JOB:
Retype everything in the listing, leaving each line exactly as it is.

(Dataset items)
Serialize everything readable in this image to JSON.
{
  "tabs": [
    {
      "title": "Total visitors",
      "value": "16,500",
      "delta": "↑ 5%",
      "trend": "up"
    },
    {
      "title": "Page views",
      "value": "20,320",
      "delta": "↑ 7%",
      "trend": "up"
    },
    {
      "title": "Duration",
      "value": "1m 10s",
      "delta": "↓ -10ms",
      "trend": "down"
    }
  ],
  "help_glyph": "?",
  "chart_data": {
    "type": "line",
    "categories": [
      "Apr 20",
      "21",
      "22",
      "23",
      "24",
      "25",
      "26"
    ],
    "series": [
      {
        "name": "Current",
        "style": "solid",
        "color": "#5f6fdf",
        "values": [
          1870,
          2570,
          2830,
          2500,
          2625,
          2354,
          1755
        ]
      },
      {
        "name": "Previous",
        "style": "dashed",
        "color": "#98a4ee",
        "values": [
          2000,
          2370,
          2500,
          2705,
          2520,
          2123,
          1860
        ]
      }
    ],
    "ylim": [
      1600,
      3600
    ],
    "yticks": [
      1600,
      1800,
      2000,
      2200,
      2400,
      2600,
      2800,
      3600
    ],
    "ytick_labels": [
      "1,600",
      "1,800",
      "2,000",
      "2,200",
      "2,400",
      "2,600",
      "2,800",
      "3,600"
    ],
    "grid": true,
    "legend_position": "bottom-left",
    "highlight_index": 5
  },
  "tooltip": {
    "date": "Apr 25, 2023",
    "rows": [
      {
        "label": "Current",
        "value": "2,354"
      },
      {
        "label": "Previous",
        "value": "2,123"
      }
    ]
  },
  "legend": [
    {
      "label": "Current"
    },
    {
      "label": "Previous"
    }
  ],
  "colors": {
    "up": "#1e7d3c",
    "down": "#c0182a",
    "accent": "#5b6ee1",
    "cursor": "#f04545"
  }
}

EXERCISE RESULT:
Serialize everything readable in this image to JSON.
{
  "tabs": [
    {
      "title": "Total visitors",
      "value": "16,500",
      "delta": "↑ 5%",
      "trend": "up"
    },
    {
      "title": "Page views",
      "value": "20,320",
      "delta": "↑ 7%",
      "trend": "up"
    },
    {
      "title": "Duration",
      "value": "1m 10s",
      "delta": "↓ -10ms",
      "trend": "down"
    }
  ],
  "help_glyph": "?",
  "chart_data": {
    "type": "line",
    "categories": [
      "Apr 20",
      "21",
      "22",
      "23",
      "24",
      "25",
      "26"
    ],
    "series": [
      {
        "name": "Current",
        "style": "solid",
        "color": "#5f6fdf",
        "values": [
          1870,
          2570,
          2830,
          2500,
          2625,
          2354,
          1755
        ]
      },
      {
        "name": "Previous",
        "style": "dashed",
        "color": "#98a4ee",
        "values": [
          2000,
          2370,
          2500,
          2705,
          2520,
          2123,
          1860
        ]
      }
    ],
    "ylim": [
      1600,
      3600
    ],
    "yticks": [
      1600,
      1800,
      2000,
      2200,
      2400,
      2600,
      2800,
      3600
    ],
    "ytick_labels": [
      "1,600",
      "1,800",
      "2,000",
      "2,200",
      "2,400",
      "2,600",
      "2,800",
      "3,600"
    ],
    "grid": true,
    "legend_position": "bottom-left",
    "highlight_index": 5
  },
  "tooltip": {
    "date": "Apr 25, 2023",
    "rows": [
      {
        "label": "Current",
        "value": "2,354"
      },
      {
        "label": "Previous",
        "value": "2,123"
      }
    ]
  },
  "legend": [
    {
      "label": "Current"
    },
    {
      "label": "Previous"
    }
  ],
  "colors": {
    "up": "#1e7d3c",
    "down": "#c0182a",
    "accent": "#5b6ee1",
    "cursor": "#f04545"
  }
}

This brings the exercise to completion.